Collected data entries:
· · · · · · ·

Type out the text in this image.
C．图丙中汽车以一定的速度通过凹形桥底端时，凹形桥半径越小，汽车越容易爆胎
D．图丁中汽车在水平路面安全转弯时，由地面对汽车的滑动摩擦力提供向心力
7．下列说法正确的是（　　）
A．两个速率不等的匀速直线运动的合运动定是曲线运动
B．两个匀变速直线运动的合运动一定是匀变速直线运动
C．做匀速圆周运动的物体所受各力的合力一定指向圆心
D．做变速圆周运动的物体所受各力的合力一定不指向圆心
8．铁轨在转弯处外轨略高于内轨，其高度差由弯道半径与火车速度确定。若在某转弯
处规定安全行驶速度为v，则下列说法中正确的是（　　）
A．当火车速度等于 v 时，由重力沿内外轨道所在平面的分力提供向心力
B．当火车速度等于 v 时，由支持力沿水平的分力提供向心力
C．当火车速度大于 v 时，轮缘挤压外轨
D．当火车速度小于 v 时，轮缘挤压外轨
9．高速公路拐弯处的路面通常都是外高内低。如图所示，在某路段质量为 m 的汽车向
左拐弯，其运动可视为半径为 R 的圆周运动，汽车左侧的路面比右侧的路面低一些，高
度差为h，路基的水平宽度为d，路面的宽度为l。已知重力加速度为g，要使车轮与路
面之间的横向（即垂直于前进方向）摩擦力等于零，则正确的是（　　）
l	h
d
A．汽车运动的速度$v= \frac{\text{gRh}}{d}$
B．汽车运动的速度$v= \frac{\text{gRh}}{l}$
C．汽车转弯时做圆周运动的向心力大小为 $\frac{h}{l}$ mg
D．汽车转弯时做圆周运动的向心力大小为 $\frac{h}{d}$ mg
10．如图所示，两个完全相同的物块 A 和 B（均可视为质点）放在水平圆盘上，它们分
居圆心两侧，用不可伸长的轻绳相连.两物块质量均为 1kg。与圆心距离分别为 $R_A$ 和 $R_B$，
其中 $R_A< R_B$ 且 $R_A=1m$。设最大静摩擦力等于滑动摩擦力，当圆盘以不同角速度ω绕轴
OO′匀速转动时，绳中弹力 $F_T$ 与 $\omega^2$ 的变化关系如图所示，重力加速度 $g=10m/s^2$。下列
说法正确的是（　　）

· · · · · · ·

Task brief — Using the listing above, list every line in which the string "轮缘挤压外轨" occurs.

Completed task —
C．当火车速度大于 v 时，轮缘挤压外轨
D．当火车速度小于 v 时，轮缘挤压外轨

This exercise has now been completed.